Ranchi Rays
- Coach: Harendra Singh
- Manager: Sumit Seth
- Stadium: Astroturf Hockey Stadium
- Hockey India League: 1st
- Top goalscorer: Ashley Jackson (9)
- Biggest win: 4–2 (vs Uttar Pradesh Wizards, 22 January 2016)
- Biggest defeat: 4–7 (vs Delhi Waveriders, 11 February 2016)
- ← 20152017 →

= 2016 Ranchi Rays season =

The 2016 season is Ranchi Rays' second season in the Hockey India League. The season covers the period from 18 January to 21 February 2016. The season saw the introduction of a new rule according to which weightage for field goals was double compared to the goals scored from penalty corners, meaning a field goal will count as two while successfully converted short corner will still be considered as one goal.

·····

**GIVEN REQUEST A**
From the Ranchi Rays season text, write out the part that opens with the words containing "The 2016 season" and closes with "as one goal.".
**GIVEN REQUEST B**
According to the Ranchi Rays season text, who was the team's top goalscorer, and with how many goals?

·····

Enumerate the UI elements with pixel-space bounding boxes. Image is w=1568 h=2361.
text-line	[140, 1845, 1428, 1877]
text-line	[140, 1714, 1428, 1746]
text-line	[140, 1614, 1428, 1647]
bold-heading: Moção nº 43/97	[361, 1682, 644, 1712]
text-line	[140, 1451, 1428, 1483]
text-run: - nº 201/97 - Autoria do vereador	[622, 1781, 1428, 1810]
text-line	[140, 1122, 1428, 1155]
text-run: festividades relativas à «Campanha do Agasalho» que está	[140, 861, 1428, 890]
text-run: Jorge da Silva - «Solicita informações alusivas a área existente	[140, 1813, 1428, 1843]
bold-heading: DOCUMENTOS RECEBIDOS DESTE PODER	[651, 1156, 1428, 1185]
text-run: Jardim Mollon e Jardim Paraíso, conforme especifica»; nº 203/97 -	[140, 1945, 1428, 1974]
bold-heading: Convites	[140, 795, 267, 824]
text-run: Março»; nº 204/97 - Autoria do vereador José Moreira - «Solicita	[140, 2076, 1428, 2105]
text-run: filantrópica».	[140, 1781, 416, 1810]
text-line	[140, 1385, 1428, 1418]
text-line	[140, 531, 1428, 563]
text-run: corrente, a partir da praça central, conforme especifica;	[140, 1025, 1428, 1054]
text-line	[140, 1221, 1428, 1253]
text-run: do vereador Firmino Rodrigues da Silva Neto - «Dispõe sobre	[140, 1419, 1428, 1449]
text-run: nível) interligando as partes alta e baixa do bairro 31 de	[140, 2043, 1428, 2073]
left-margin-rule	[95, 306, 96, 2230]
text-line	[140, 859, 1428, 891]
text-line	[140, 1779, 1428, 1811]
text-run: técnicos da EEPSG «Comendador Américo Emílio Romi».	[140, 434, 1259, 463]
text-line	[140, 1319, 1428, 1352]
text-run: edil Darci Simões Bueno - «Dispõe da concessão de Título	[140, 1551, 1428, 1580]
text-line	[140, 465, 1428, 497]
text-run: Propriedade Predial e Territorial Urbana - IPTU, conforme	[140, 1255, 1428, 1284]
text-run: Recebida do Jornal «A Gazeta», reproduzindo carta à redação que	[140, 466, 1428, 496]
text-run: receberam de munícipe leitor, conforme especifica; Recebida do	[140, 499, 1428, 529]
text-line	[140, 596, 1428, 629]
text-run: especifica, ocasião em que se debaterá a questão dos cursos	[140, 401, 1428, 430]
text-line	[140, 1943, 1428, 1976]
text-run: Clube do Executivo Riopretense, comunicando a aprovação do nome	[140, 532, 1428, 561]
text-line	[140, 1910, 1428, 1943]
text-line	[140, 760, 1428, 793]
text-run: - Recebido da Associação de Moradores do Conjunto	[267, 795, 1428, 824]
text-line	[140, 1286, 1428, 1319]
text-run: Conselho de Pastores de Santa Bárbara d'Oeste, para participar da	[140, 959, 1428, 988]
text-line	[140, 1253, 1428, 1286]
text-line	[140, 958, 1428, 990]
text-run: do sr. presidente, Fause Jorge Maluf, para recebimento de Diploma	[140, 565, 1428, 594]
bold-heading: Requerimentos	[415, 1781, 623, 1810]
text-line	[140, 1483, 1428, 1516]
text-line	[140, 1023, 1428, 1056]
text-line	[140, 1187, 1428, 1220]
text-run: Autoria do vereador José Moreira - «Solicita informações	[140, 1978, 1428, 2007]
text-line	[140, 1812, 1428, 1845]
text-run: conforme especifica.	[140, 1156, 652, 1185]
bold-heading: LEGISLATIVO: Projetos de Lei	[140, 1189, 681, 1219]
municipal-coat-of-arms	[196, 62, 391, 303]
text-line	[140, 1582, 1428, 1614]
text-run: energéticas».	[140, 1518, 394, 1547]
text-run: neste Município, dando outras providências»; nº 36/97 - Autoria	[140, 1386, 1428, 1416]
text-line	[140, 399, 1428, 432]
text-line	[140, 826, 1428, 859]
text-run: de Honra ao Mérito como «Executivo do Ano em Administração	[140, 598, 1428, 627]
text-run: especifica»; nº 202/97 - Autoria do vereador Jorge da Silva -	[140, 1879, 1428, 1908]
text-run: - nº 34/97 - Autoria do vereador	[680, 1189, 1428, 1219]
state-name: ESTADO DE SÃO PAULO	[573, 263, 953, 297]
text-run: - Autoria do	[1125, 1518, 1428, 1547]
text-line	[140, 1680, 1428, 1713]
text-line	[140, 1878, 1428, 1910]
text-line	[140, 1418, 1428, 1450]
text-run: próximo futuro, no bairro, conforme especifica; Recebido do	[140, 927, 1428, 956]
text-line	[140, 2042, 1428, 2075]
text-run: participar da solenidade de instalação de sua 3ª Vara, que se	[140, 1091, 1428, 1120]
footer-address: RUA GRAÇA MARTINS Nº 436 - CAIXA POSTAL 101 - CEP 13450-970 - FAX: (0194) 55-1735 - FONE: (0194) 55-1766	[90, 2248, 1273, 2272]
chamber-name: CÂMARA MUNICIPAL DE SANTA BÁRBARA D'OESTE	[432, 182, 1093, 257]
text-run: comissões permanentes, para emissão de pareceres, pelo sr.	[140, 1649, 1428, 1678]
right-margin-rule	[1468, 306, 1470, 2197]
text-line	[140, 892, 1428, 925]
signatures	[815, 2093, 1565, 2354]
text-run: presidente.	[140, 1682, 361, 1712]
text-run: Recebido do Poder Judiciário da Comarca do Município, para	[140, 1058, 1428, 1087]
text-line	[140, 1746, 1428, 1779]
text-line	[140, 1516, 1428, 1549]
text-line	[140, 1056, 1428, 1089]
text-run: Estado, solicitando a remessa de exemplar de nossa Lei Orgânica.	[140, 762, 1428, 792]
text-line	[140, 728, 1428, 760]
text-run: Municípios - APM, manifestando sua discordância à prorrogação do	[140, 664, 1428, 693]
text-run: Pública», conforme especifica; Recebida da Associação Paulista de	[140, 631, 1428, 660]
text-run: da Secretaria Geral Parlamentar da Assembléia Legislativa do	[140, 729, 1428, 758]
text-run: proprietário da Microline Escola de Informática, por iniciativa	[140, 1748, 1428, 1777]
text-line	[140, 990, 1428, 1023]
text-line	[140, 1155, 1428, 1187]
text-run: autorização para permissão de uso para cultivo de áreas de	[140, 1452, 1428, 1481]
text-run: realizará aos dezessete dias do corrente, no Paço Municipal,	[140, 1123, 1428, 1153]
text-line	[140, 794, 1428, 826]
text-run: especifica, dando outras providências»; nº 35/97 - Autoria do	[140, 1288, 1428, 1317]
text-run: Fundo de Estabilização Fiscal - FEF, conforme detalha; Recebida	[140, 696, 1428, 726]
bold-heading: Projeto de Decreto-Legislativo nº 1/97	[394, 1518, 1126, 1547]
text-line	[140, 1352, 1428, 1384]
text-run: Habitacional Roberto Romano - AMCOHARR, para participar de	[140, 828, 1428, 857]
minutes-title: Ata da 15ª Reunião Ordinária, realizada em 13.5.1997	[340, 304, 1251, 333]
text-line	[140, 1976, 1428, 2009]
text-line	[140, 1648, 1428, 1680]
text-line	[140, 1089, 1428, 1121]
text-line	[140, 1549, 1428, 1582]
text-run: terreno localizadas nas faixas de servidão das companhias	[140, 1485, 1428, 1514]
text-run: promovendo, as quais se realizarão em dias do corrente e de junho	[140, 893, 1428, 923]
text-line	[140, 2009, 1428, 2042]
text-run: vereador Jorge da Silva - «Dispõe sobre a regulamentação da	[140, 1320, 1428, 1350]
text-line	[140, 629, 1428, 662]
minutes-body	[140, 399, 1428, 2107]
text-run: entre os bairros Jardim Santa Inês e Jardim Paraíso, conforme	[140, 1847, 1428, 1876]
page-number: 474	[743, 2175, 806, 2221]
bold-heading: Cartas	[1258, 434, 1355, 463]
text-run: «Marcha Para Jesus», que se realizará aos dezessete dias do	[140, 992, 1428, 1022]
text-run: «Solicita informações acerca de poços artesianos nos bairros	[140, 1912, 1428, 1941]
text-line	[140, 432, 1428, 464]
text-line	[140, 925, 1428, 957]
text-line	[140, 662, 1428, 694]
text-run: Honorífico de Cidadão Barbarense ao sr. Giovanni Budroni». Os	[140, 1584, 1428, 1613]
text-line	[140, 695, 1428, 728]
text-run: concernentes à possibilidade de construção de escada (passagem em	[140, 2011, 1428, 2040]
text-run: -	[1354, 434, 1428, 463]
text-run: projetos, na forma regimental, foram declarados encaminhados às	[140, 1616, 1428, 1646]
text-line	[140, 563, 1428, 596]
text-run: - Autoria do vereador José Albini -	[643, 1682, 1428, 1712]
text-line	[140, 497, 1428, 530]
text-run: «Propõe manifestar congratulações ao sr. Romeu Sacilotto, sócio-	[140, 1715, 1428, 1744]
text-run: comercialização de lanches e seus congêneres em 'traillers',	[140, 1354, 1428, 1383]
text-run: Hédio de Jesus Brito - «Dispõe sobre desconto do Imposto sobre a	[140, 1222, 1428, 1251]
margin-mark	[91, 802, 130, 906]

·····

**COMPLETE ANSWER A**
The 2016 season is Ranchi Rays' second season in the Hockey India League. The season covers the period from 18 January to 21 February 2016. The season saw the introduction of a new rule according to which weightage for field goals was double compared to the goals scored from penalty corners, meaning a field goal will count as two while successfully converted short corner will still be considered as one goal.

**COMPLETE ANSWER B**
Ashley Jackson, with 9 goals.